>> begin Input rows
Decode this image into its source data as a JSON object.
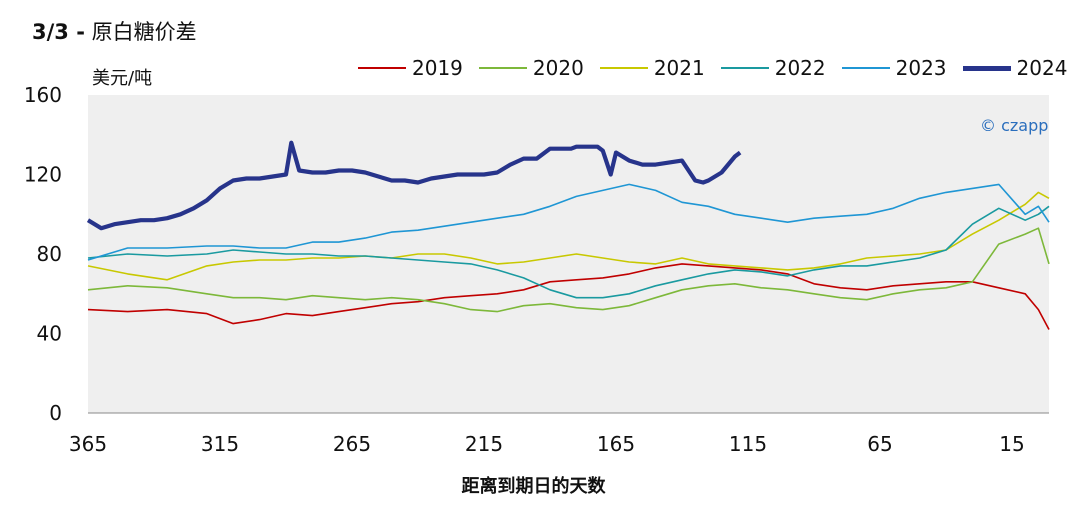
{
  "header": {
    "title_num": "3/3 -",
    "title_text": "原白糖价差"
  },
  "logo": {
    "text": "© czapp"
  },
  "chart_data": {
    "type": "line",
    "title": "3/3 - 原白糖价差",
    "ylabel": "美元/吨",
    "xlabel": "距离到期日的天数",
    "xlim": [
      365,
      1
    ],
    "ylim": [
      0,
      160
    ],
    "x_ticks": [
      "365",
      "315",
      "265",
      "215",
      "165",
      "115",
      "65",
      "15"
    ],
    "x_tick_values": [
      365,
      315,
      265,
      215,
      165,
      115,
      65,
      15
    ],
    "y_ticks": [
      "0",
      "40",
      "80",
      "120",
      "160"
    ],
    "y_tick_values": [
      0,
      40,
      80,
      120,
      160
    ],
    "grid": false,
    "legend_position": "top",
    "series": [
      {
        "name": "2019",
        "color": "#c00000",
        "width": 1.6,
        "x": [
          365,
          350,
          335,
          320,
          310,
          300,
          290,
          280,
          270,
          260,
          250,
          240,
          230,
          220,
          210,
          200,
          190,
          180,
          170,
          160,
          150,
          140,
          130,
          120,
          110,
          100,
          90,
          80,
          70,
          60,
          50,
          40,
          30,
          20,
          10,
          5,
          1
        ],
        "y": [
          52,
          51,
          52,
          50,
          45,
          47,
          50,
          49,
          51,
          53,
          55,
          56,
          58,
          59,
          60,
          62,
          66,
          67,
          68,
          70,
          73,
          75,
          74,
          73,
          72,
          70,
          65,
          63,
          62,
          64,
          65,
          66,
          66,
          63,
          60,
          52,
          42
        ]
      },
      {
        "name": "2020",
        "color": "#7db83a",
        "width": 1.6,
        "x": [
          365,
          350,
          335,
          320,
          310,
          300,
          290,
          280,
          270,
          260,
          250,
          240,
          230,
          220,
          210,
          200,
          190,
          180,
          170,
          160,
          150,
          140,
          130,
          120,
          110,
          100,
          90,
          80,
          70,
          60,
          50,
          40,
          30,
          20,
          10,
          5,
          1
        ],
        "y": [
          62,
          64,
          63,
          60,
          58,
          58,
          57,
          59,
          58,
          57,
          58,
          57,
          55,
          52,
          51,
          54,
          55,
          53,
          52,
          54,
          58,
          62,
          64,
          65,
          63,
          62,
          60,
          58,
          57,
          60,
          62,
          63,
          66,
          85,
          90,
          93,
          75
        ]
      },
      {
        "name": "2021",
        "color": "#c8c800",
        "width": 1.6,
        "x": [
          365,
          350,
          335,
          320,
          310,
          300,
          290,
          280,
          270,
          260,
          250,
          240,
          230,
          220,
          210,
          200,
          190,
          180,
          170,
          160,
          150,
          140,
          130,
          120,
          110,
          100,
          90,
          80,
          70,
          60,
          50,
          40,
          30,
          20,
          10,
          5,
          1
        ],
        "y": [
          74,
          70,
          67,
          74,
          76,
          77,
          77,
          78,
          78,
          79,
          78,
          80,
          80,
          78,
          75,
          76,
          78,
          80,
          78,
          76,
          75,
          78,
          75,
          74,
          73,
          72,
          73,
          75,
          78,
          79,
          80,
          82,
          90,
          97,
          105,
          111,
          108
        ]
      },
      {
        "name": "2022",
        "color": "#1a9aa0",
        "width": 1.6,
        "x": [
          365,
          350,
          335,
          320,
          310,
          300,
          290,
          280,
          270,
          260,
          250,
          240,
          230,
          220,
          210,
          200,
          190,
          180,
          170,
          160,
          150,
          140,
          130,
          120,
          110,
          100,
          90,
          80,
          70,
          60,
          50,
          40,
          30,
          20,
          10,
          5,
          1
        ],
        "y": [
          78,
          80,
          79,
          80,
          82,
          81,
          80,
          80,
          79,
          79,
          78,
          77,
          76,
          75,
          72,
          68,
          62,
          58,
          58,
          60,
          64,
          67,
          70,
          72,
          71,
          69,
          72,
          74,
          74,
          76,
          78,
          82,
          95,
          103,
          97,
          100,
          104
        ]
      },
      {
        "name": "2023",
        "color": "#1f96d4",
        "width": 1.6,
        "x": [
          365,
          350,
          335,
          320,
          310,
          300,
          290,
          280,
          270,
          260,
          250,
          240,
          230,
          220,
          210,
          200,
          190,
          180,
          170,
          160,
          150,
          140,
          130,
          120,
          110,
          100,
          90,
          80,
          70,
          60,
          50,
          40,
          30,
          20,
          10,
          5,
          1
        ],
        "y": [
          77,
          83,
          83,
          84,
          84,
          83,
          83,
          86,
          86,
          88,
          91,
          92,
          94,
          96,
          98,
          100,
          104,
          109,
          112,
          115,
          112,
          106,
          104,
          100,
          98,
          96,
          98,
          99,
          100,
          103,
          108,
          111,
          113,
          115,
          100,
          104,
          96
        ]
      },
      {
        "name": "2024",
        "color": "#27348b",
        "width": 4.2,
        "x": [
          365,
          360,
          355,
          350,
          345,
          340,
          335,
          330,
          325,
          320,
          315,
          310,
          305,
          300,
          295,
          290,
          288,
          285,
          280,
          275,
          270,
          265,
          260,
          255,
          250,
          245,
          240,
          235,
          230,
          225,
          220,
          215,
          210,
          205,
          200,
          195,
          190,
          185,
          182,
          180,
          175,
          172,
          170,
          167,
          165,
          160,
          155,
          150,
          145,
          140,
          135,
          132,
          130,
          125,
          120,
          118
        ],
        "y": [
          97,
          93,
          95,
          96,
          97,
          97,
          98,
          100,
          103,
          107,
          113,
          117,
          118,
          118,
          119,
          120,
          136,
          122,
          121,
          121,
          122,
          122,
          121,
          119,
          117,
          117,
          116,
          118,
          119,
          120,
          120,
          120,
          121,
          125,
          128,
          128,
          133,
          133,
          133,
          134,
          134,
          134,
          132,
          120,
          131,
          127,
          125,
          125,
          126,
          127,
          117,
          116,
          117,
          121,
          129,
          131
        ]
      }
    ]
  }
}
>> end Input rows
* [Direction]: Set each line of the records down exactly, leaving every picture out.

* [Response to this exercise]:
Decode this image into its source data as a JSON object.
{
  "header": {
    "title_num": "3/3 -",
    "title_text": "原白糖价差"
  },
  "logo": {
    "text": "© czapp"
  },
  "chart_data": {
    "type": "line",
    "title": "3/3 - 原白糖价差",
    "ylabel": "美元/吨",
    "xlabel": "距离到期日的天数",
    "xlim": [
      365,
      1
    ],
    "ylim": [
      0,
      160
    ],
    "x_ticks": [
      "365",
      "315",
      "265",
      "215",
      "165",
      "115",
      "65",
      "15"
    ],
    "x_tick_values": [
      365,
      315,
      265,
      215,
      165,
      115,
      65,
      15
    ],
    "y_ticks": [
      "0",
      "40",
      "80",
      "120",
      "160"
    ],
    "y_tick_values": [
      0,
      40,
      80,
      120,
      160
    ],
    "grid": false,
    "legend_position": "top",
    "series": [
      {
        "name": "2019",
        "color": "#c00000",
        "width": 1.6,
        "x": [
          365,
          350,
          335,
          320,
          310,
          300,
          290,
          280,
          270,
          260,
          250,
          240,
          230,
          220,
          210,
          200,
          190,
          180,
          170,
          160,
          150,
          140,
          130,
          120,
          110,
          100,
          90,
          80,
          70,
          60,
          50,
          40,
          30,
          20,
          10,
          5,
          1
        ],
        "y": [
          52,
          51,
          52,
          50,
          45,
          47,
          50,
          49,
          51,
          53,
          55,
          56,
          58,
          59,
          60,
          62,
          66,
          67,
          68,
          70,
          73,
          75,
          74,
          73,
          72,
          70,
          65,
          63,
          62,
          64,
          65,
          66,
          66,
          63,
          60,
          52,
          42
        ]
      },
      {
        "name": "2020",
        "color": "#7db83a",
        "width": 1.6,
        "x": [
          365,
          350,
          335,
          320,
          310,
          300,
          290,
          280,
          270,
          260,
          250,
          240,
          230,
          220,
          210,
          200,
          190,
          180,
          170,
          160,
          150,
          140,
          130,
          120,
          110,
          100,
          90,
          80,
          70,
          60,
          50,
          40,
          30,
          20,
          10,
          5,
          1
        ],
        "y": [
          62,
          64,
          63,
          60,
          58,
          58,
          57,
          59,
          58,
          57,
          58,
          57,
          55,
          52,
          51,
          54,
          55,
          53,
          52,
          54,
          58,
          62,
          64,
          65,
          63,
          62,
          60,
          58,
          57,
          60,
          62,
          63,
          66,
          85,
          90,
          93,
          75
        ]
      },
      {
        "name": "2021",
        "color": "#c8c800",
        "width": 1.6,
        "x": [
          365,
          350,
          335,
          320,
          310,
          300,
          290,
          280,
          270,
          260,
          250,
          240,
          230,
          220,
          210,
          200,
          190,
          180,
          170,
          160,
          150,
          140,
          130,
          120,
          110,
          100,
          90,
          80,
          70,
          60,
          50,
          40,
          30,
          20,
          10,
          5,
          1
        ],
        "y": [
          74,
          70,
          67,
          74,
          76,
          77,
          77,
          78,
          78,
          79,
          78,
          80,
          80,
          78,
          75,
          76,
          78,
          80,
          78,
          76,
          75,
          78,
          75,
          74,
          73,
          72,
          73,
          75,
          78,
          79,
          80,
          82,
          90,
          97,
          105,
          111,
          108
        ]
      },
      {
        "name": "2022",
        "color": "#1a9aa0",
        "width": 1.6,
        "x": [
          365,
          350,
          335,
          320,
          310,
          300,
          290,
          280,
          270,
          260,
          250,
          240,
          230,
          220,
          210,
          200,
          190,
          180,
          170,
          160,
          150,
          140,
          130,
          120,
          110,
          100,
          90,
          80,
          70,
          60,
          50,
          40,
          30,
          20,
          10,
          5,
          1
        ],
        "y": [
          78,
          80,
          79,
          80,
          82,
          81,
          80,
          80,
          79,
          79,
          78,
          77,
          76,
          75,
          72,
          68,
          62,
          58,
          58,
          60,
          64,
          67,
          70,
          72,
          71,
          69,
          72,
          74,
          74,
          76,
          78,
          82,
          95,
          103,
          97,
          100,
          104
        ]
      },
      {
        "name": "2023",
        "color": "#1f96d4",
        "width": 1.6,
        "x": [
          365,
          350,
          335,
          320,
          310,
          300,
          290,
          280,
          270,
          260,
          250,
          240,
          230,
          220,
          210,
          200,
          190,
          180,
          170,
          160,
          150,
          140,
          130,
          120,
          110,
          100,
          90,
          80,
          70,
          60,
          50,
          40,
          30,
          20,
          10,
          5,
          1
        ],
        "y": [
          77,
          83,
          83,
          84,
          84,
          83,
          83,
          86,
          86,
          88,
          91,
          92,
          94,
          96,
          98,
          100,
          104,
          109,
          112,
          115,
          112,
          106,
          104,
          100,
          98,
          96,
          98,
          99,
          100,
          103,
          108,
          111,
          113,
          115,
          100,
          104,
          96
        ]
      },
      {
        "name": "2024",
        "color": "#27348b",
        "width": 4.2,
        "x": [
          365,
          360,
          355,
          350,
          345,
          340,
          335,
          330,
          325,
          320,
          315,
          310,
          305,
          300,
          295,
          290,
          288,
          285,
          280,
          275,
          270,
          265,
          260,
          255,
          250,
          245,
          240,
          235,
          230,
          225,
          220,
          215,
          210,
          205,
          200,
          195,
          190,
          185,
          182,
          180,
          175,
          172,
          170,
          167,
          165,
          160,
          155,
          150,
          145,
          140,
          135,
          132,
          130,
          125,
          120,
          118
        ],
        "y": [
          97,
          93,
          95,
          96,
          97,
          97,
          98,
          100,
          103,
          107,
          113,
          117,
          118,
          118,
          119,
          120,
          136,
          122,
          121,
          121,
          122,
          122,
          121,
          119,
          117,
          117,
          116,
          118,
          119,
          120,
          120,
          120,
          121,
          125,
          128,
          128,
          133,
          133,
          133,
          134,
          134,
          134,
          132,
          120,
          131,
          127,
          125,
          125,
          126,
          127,
          117,
          116,
          117,
          121,
          129,
          131
        ]
      }
    ]
  }
}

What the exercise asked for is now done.